EXERCISE AIM |
Among the entries that follow, how many lines contain the word "EnzymeConsortium"? Give the number alone.

DATA EXCERPTS |
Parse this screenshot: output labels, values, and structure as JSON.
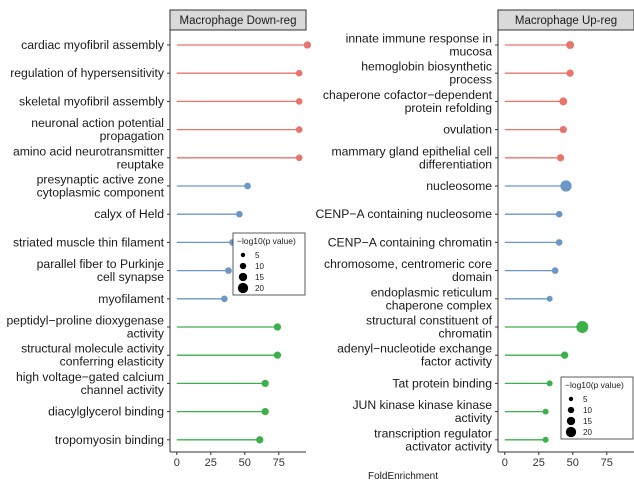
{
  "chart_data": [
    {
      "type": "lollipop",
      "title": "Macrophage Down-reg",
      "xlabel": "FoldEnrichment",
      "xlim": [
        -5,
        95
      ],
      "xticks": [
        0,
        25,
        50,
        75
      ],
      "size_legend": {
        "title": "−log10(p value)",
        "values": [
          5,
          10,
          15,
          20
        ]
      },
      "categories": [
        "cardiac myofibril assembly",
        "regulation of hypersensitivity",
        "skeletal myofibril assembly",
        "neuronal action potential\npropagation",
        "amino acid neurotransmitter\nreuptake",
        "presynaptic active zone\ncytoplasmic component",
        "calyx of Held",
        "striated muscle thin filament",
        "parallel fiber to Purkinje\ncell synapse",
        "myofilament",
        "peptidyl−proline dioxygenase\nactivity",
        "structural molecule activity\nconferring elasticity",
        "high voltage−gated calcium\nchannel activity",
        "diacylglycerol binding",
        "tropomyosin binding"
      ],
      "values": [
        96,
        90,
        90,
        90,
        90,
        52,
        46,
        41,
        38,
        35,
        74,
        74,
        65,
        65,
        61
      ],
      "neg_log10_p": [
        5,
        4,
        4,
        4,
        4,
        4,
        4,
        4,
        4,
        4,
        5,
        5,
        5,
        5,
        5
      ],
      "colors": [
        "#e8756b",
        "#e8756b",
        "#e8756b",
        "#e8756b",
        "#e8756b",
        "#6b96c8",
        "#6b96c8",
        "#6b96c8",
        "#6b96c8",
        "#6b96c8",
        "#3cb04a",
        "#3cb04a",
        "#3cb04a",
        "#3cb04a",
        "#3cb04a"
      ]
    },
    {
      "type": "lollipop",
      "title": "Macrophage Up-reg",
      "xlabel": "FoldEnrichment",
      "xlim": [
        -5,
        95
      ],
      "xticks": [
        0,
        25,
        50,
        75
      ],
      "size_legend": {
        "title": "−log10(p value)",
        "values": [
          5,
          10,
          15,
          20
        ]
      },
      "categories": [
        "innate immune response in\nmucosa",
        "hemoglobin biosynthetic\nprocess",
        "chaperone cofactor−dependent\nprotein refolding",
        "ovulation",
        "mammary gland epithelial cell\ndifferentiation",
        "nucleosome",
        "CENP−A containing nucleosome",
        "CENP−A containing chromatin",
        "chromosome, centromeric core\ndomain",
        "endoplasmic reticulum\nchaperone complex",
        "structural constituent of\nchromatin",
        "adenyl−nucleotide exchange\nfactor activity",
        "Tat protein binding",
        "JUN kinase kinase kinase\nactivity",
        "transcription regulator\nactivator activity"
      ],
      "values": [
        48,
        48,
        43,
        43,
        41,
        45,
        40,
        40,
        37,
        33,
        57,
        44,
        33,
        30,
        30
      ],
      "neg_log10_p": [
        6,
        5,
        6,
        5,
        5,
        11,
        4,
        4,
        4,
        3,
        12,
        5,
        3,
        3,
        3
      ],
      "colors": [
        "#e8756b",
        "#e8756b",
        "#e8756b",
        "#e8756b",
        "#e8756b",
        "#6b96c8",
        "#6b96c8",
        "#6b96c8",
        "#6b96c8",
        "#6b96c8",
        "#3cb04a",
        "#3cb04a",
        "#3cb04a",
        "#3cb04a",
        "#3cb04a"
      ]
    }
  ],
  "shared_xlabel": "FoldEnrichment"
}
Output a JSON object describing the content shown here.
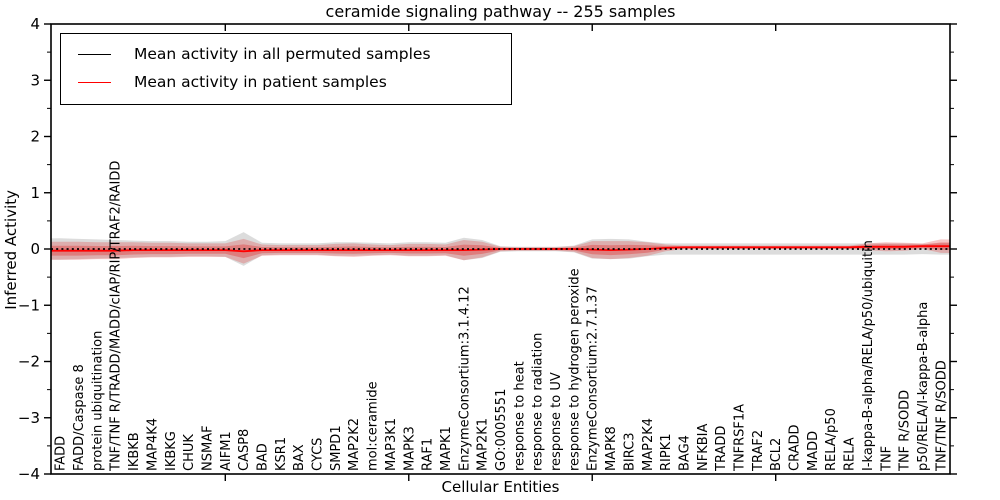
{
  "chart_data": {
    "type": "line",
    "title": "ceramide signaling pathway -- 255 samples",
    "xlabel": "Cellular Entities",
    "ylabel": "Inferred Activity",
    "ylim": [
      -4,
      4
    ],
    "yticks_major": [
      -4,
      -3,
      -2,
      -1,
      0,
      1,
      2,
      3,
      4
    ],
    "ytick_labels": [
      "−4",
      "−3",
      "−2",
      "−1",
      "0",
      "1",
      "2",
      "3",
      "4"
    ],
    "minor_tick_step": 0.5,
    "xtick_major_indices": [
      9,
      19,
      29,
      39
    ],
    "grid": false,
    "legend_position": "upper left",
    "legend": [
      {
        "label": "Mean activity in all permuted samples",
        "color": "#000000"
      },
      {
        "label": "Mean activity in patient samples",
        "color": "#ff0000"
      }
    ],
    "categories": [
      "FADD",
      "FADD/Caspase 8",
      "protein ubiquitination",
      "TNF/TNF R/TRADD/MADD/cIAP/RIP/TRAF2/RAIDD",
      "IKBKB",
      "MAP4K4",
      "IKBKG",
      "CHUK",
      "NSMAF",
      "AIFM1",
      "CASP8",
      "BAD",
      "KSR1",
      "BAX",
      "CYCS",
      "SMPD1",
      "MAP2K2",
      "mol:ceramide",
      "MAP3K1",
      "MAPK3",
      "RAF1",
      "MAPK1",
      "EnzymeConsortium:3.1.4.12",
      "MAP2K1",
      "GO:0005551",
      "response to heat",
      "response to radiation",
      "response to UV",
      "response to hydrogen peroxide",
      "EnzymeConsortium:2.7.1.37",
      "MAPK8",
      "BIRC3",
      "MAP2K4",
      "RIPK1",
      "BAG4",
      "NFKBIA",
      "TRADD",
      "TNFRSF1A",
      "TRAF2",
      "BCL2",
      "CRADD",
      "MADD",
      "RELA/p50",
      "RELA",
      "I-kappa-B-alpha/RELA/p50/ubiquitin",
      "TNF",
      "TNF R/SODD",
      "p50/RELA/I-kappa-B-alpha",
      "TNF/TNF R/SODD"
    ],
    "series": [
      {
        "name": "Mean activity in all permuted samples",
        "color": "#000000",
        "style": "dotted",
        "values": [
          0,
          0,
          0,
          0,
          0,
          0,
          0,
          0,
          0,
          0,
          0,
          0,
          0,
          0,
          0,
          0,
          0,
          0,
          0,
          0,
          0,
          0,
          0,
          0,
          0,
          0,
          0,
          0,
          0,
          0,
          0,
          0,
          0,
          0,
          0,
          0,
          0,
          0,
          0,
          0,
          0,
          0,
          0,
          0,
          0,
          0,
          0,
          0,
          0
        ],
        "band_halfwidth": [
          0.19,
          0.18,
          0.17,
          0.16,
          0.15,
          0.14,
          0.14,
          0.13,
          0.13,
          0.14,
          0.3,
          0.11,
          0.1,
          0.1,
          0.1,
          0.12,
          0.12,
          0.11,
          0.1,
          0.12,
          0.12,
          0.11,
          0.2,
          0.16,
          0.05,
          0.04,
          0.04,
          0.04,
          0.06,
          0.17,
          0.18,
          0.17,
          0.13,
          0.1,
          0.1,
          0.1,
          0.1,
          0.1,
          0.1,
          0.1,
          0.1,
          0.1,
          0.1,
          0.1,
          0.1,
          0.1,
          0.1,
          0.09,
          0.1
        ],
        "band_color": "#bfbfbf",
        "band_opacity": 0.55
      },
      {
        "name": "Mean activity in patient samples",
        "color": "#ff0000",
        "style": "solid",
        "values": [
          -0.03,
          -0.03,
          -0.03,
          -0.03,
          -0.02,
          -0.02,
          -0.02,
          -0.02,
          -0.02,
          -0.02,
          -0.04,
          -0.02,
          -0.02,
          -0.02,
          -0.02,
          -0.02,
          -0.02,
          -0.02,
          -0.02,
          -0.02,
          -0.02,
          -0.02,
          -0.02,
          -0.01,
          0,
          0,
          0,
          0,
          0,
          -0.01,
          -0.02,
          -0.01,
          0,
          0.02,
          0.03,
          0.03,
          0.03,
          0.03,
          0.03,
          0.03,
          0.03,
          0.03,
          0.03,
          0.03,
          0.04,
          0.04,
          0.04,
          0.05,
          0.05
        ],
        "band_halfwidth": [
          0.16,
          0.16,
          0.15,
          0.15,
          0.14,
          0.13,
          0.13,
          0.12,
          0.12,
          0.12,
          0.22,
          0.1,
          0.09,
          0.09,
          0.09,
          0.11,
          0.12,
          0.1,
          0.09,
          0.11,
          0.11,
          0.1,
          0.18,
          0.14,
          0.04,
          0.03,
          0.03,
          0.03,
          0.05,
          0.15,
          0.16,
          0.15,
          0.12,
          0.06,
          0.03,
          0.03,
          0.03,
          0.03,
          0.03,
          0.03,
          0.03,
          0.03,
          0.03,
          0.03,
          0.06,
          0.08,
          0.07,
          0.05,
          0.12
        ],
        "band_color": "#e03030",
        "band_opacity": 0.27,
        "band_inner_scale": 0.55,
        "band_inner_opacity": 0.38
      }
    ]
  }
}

ANSWER SPACE |
2